## Text block
For capital Items, here is a list of the average life-span of major IT hardware:

  • Servers: 5 years
  • Network switches: 5 years
  • Firewalls: 3 years
  • Backup Hardware: 4 to 5 years
  • UPS: 5 to 7 years
  • WiFi Access Points: 3 years
  • Workstations: 3 to 5 years
  • Laptops: 3 to 4 years
  • Tablets: 1 to 3 years
  • Smartphones: 1 to 3 years
  • Printers: 4 to 5 years
  • Monitors: 5 years
  • Racks and power cabling: 10 years
  • Network cabling: 5 to 10 years

There are more than a a few reasons why equipment has reached end-of-life:

  • Expired manufacturer’s warranty or parts difficult to obtain (servers)
  • New technology replaces old (firewall, WiFi access points)
  • Operating system or applications require better hardware (workstations, laptops)
  • Equipment worn out (backup systems, monitors loose brightness)
  • New standards (tablets, smartphones)

## List of tasks
**1.** In the IT hardware life-span text, rewrite the section beginning "There are more than" as a shorter list that keeps each reason and the equipment it applies to.
**2.** Answer these questions from the IT hardware life-span text:
(a) What is the average life-span of a firewall?
(b) How long does a UPS typically last?
(c) What reason is given for servers reaching end-of-life?
**3.** Carry on the IT hardware life-span text from its last line, keeping the same subject and style.
The listing that follows is not needed for anything here.

## Raw data
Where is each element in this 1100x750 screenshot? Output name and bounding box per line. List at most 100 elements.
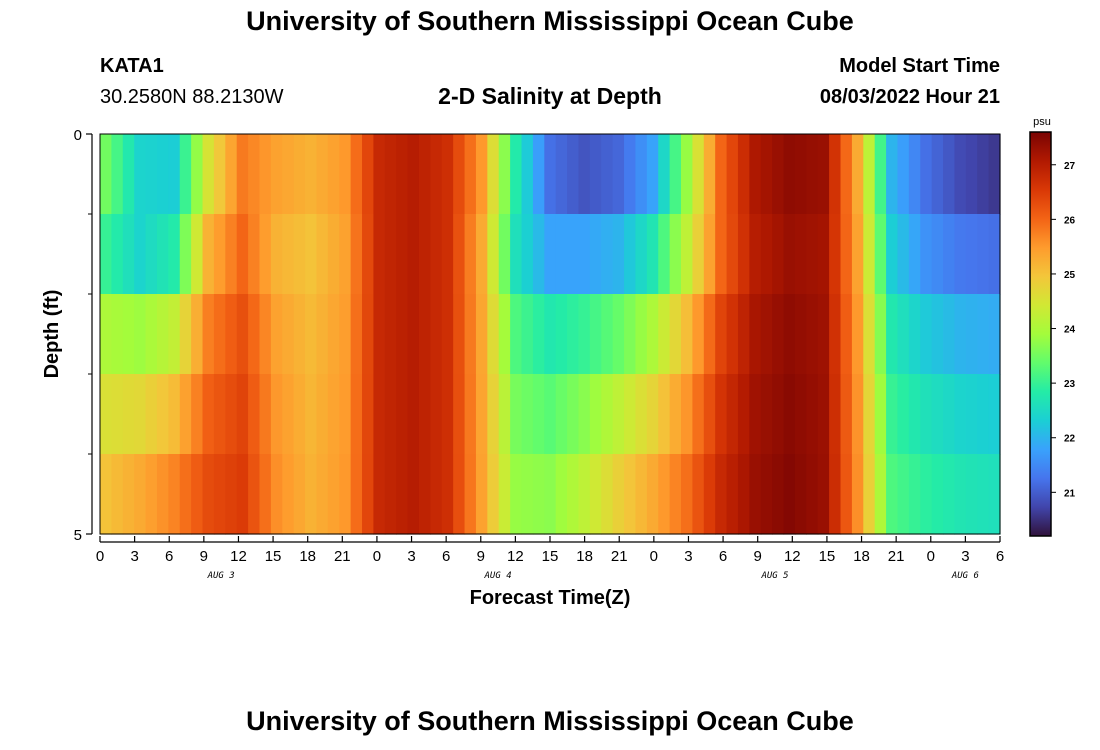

## Expected responses
**1.**
Why equipment reaches end-of-life:
- Warranty expired or parts hard to find (servers)
- Replaced by newer technology (firewalls, WiFi access points)
- Operating systems or applications need better hardware (workstations, laptops)
- Worn out (backup systems, monitors losing brightness)
- New standards (tablets, smartphones)

**2.**
(a) 3 years
(b) 5 to 7 years
(c) An expired manufacturer's warranty, or parts that are difficult to obtain

**3.**
When we prepare budget quotes for clients, we take the current selling price in the marketplace and then add 10%. The reason is that we can’t be sure where the market will be in 6 to 8 months when it comes time to purchase.  In 2016, the Canadian dollar dropped significantly at the beginning of the year, which forced prices up.  If we budgeted close to the current price, then there might not be sufficient room in the budget to afford the new cost – or even modest enhancements.  And as you know, technology advances quickly, and so models available today might be superseded in 8 months with more expensive options. We always mark the quote for BUDGET PURPOSES ONLY.

We’d welcome the opportunity to help you with your 2017 budget preparations.  Please feel free to contact Dave or Kevin (kwhite@trinustech.com) if you would like some help with 2017 budgeting.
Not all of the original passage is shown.